* Written exercise *
Repeat everything from the line containing "Patent image size: (663, 1271)." down to the line containing "The workpiece 12 is at (387, 775).", including both of those lines.

Items from a data source
START

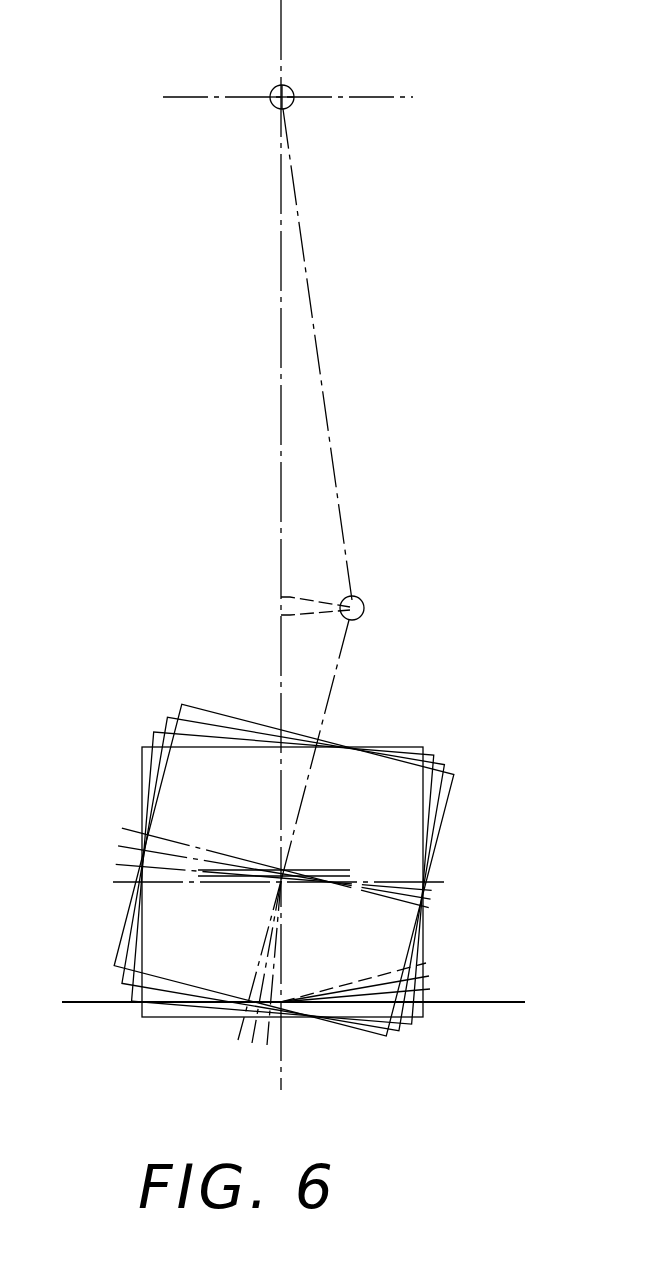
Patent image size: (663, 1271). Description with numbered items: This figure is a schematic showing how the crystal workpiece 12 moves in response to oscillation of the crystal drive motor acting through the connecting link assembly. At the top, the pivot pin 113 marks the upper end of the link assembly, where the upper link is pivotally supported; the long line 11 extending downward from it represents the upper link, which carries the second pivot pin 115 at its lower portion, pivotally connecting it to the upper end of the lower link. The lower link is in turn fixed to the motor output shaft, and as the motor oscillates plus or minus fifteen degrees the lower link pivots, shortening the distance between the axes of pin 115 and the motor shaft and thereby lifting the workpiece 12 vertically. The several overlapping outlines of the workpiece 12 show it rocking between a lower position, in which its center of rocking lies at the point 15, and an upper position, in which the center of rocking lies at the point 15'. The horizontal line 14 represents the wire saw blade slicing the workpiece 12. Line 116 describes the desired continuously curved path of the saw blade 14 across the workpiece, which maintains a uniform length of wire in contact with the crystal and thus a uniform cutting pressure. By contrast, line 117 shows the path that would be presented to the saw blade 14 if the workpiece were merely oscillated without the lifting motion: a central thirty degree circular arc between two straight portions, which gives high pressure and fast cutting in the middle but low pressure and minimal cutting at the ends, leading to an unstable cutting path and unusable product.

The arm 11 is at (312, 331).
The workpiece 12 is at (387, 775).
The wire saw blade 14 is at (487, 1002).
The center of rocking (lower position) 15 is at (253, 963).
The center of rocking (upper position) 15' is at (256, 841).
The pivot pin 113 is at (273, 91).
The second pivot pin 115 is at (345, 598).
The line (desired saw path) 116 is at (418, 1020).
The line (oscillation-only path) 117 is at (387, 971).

END
START

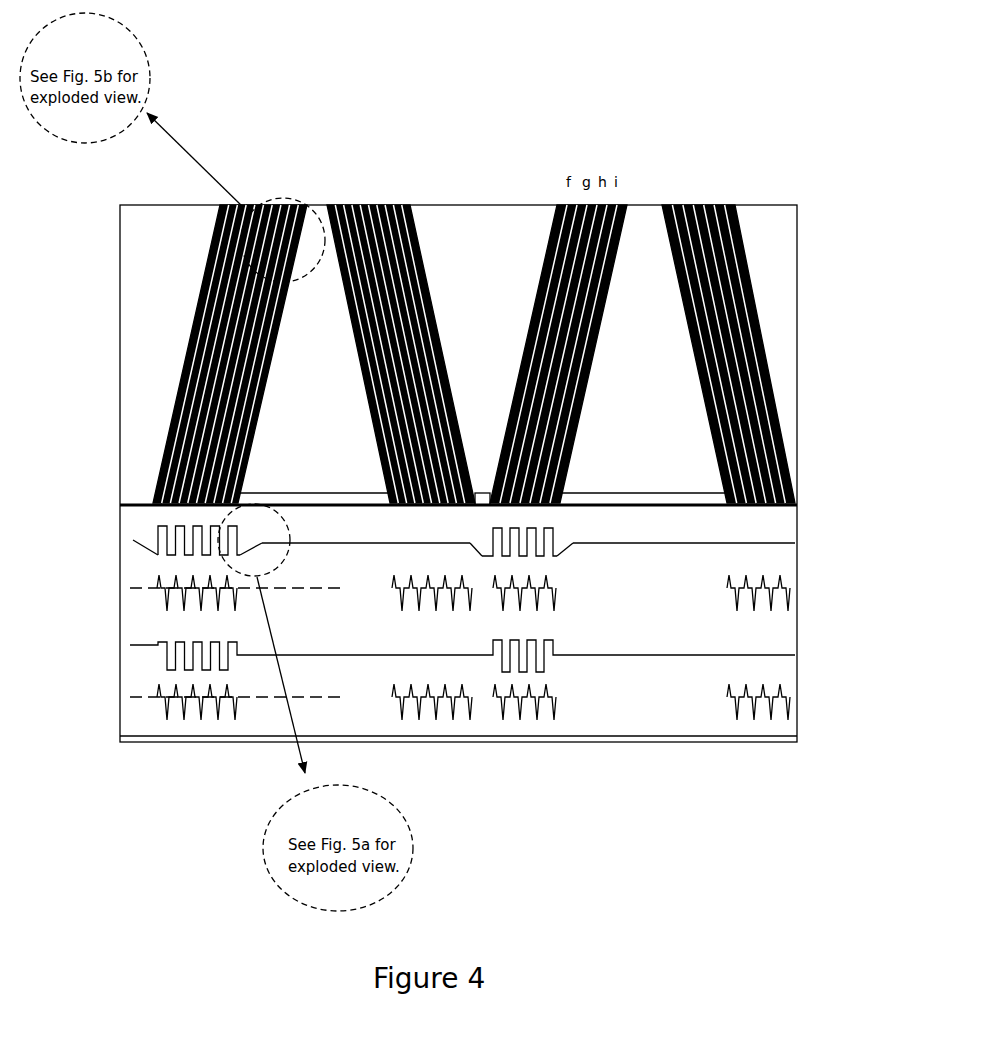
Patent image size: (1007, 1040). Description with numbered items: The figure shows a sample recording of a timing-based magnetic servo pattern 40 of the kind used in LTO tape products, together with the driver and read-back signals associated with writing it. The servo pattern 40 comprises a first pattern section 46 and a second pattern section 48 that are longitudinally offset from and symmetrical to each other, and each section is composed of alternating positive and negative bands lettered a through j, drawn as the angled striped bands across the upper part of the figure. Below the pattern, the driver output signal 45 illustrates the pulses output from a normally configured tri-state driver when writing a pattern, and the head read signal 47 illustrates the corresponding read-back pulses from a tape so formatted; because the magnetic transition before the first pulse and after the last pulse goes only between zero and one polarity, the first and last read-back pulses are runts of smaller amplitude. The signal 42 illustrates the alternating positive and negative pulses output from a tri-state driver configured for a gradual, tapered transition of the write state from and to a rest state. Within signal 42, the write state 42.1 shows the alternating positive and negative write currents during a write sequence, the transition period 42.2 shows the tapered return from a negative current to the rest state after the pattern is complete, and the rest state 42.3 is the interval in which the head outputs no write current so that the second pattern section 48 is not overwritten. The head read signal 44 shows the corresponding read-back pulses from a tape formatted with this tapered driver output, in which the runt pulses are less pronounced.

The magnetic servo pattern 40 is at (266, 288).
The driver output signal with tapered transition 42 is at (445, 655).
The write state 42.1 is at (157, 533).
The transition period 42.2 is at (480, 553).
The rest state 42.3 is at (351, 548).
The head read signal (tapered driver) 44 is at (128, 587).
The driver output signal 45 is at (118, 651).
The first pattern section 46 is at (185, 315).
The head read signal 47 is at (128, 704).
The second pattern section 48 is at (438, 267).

END
START

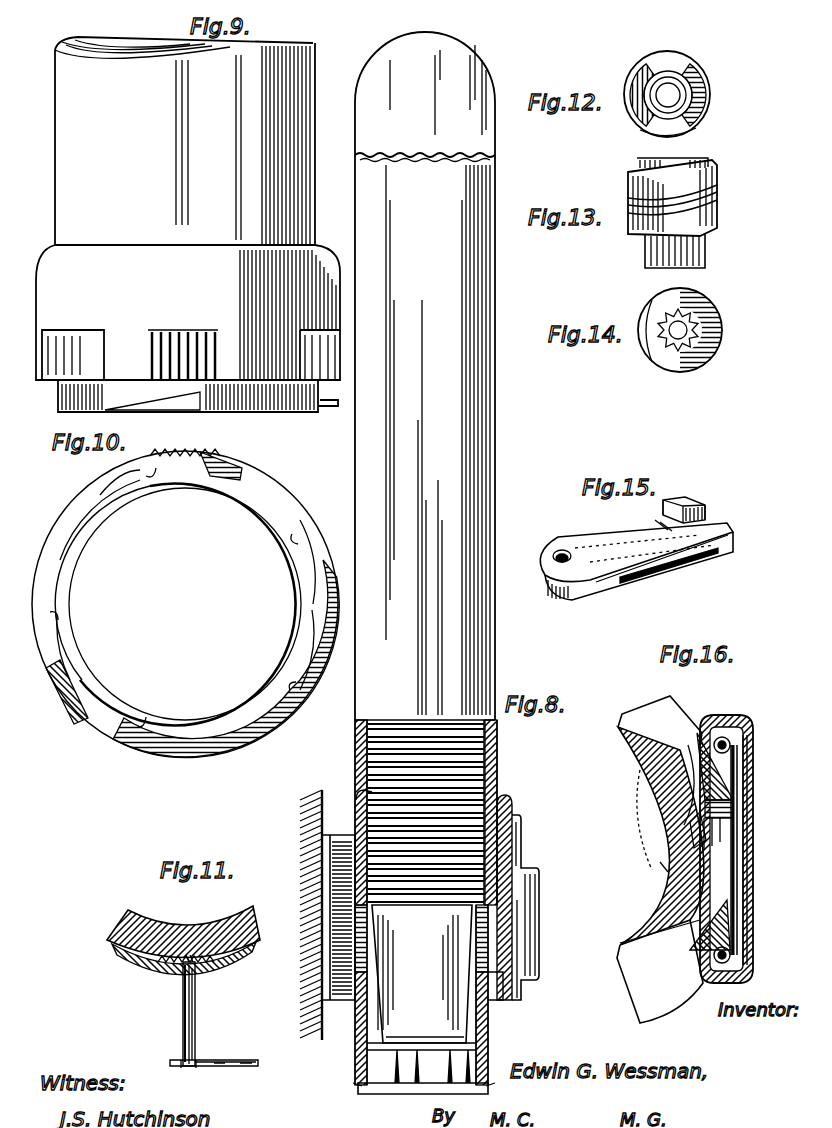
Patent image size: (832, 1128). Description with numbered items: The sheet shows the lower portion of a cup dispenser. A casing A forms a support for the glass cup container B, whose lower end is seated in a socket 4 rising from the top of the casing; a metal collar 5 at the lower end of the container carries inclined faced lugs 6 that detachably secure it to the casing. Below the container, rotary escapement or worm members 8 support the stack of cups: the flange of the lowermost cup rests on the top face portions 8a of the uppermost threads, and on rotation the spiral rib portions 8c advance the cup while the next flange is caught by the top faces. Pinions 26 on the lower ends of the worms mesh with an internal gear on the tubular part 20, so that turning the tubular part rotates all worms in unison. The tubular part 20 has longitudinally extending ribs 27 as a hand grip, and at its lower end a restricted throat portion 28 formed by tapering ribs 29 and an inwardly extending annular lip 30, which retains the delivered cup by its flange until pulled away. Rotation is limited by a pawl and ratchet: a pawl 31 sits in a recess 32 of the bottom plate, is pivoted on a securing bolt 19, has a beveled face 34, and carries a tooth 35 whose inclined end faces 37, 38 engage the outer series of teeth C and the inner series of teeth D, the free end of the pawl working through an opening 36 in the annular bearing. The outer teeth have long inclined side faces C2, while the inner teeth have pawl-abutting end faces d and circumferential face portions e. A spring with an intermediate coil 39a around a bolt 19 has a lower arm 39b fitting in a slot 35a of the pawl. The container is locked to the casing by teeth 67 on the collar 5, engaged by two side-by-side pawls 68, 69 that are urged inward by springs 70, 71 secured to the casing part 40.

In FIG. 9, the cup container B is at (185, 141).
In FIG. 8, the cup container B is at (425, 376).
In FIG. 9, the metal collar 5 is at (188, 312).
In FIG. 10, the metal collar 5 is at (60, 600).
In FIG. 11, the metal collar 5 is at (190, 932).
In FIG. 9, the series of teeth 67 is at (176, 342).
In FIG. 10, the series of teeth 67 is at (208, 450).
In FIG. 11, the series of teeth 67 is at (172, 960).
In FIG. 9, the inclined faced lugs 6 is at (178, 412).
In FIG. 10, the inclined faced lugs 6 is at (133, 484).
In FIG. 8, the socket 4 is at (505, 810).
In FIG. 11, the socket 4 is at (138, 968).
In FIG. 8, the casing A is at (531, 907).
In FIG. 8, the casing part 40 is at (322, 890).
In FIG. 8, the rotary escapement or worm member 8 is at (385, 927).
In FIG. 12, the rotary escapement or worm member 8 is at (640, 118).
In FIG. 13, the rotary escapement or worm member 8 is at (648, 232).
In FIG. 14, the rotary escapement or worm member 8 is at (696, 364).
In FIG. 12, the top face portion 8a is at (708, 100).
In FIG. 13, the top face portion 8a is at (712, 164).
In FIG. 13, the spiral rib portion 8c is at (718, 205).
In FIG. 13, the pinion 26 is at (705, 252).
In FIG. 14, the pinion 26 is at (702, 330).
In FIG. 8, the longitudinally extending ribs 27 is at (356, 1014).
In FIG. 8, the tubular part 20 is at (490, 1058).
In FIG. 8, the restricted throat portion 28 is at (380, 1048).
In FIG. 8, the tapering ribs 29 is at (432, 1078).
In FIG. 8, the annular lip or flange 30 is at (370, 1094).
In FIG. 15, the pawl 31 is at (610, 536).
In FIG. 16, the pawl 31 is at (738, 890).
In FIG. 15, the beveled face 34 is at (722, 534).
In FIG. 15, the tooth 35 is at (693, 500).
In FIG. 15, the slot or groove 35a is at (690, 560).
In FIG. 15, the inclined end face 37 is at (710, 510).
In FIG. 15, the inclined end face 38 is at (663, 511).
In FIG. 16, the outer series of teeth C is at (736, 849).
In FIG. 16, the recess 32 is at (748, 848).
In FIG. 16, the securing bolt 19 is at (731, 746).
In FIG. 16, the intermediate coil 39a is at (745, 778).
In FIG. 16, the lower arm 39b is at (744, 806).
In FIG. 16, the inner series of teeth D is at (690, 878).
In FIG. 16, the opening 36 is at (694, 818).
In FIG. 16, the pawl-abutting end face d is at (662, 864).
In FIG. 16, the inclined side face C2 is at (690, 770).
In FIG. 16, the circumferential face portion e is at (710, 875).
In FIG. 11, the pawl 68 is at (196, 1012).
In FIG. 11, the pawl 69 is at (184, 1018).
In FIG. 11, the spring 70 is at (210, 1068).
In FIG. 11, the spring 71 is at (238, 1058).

END

* The reply *
Patent image size: (663, 1271). Description with numbered items: This figure is a schematic showing how the crystal workpiece 12 moves in response to oscillation of the crystal drive motor acting through the connecting link assembly. At the top, the pivot pin 113 marks the upper end of the link assembly, where the upper link is pivotally supported; the long line 11 extending downward from it represents the upper link, which carries the second pivot pin 115 at its lower portion, pivotally connecting it to the upper end of the lower link. The lower link is in turn fixed to the motor output shaft, and as the motor oscillates plus or minus fifteen degrees the lower link pivots, shortening the distance between the axes of pin 115 and the motor shaft and thereby lifting the workpiece 12 vertically. The several overlapping outlines of the workpiece 12 show it rocking between a lower position, in which its center of rocking lies at the point 15, and an upper position, in which the center of rocking lies at the point 15'. The horizontal line 14 represents the wire saw blade slicing the workpiece 12. Line 116 describes the desired continuously curved path of the saw blade 14 across the workpiece, which maintains a uniform length of wire in contact with the crystal and thus a uniform cutting pressure. By contrast, line 117 shows the path that would be presented to the saw blade 14 if the workpiece were merely oscillated without the lifting motion: a central thirty degree circular arc between two straight portions, which gives high pressure and fast cutting in the middle but low pressure and minimal cutting at the ends, leading to an unstable cutting path and unusable product.

The arm 11 is at (312, 331).
The workpiece 12 is at (387, 775).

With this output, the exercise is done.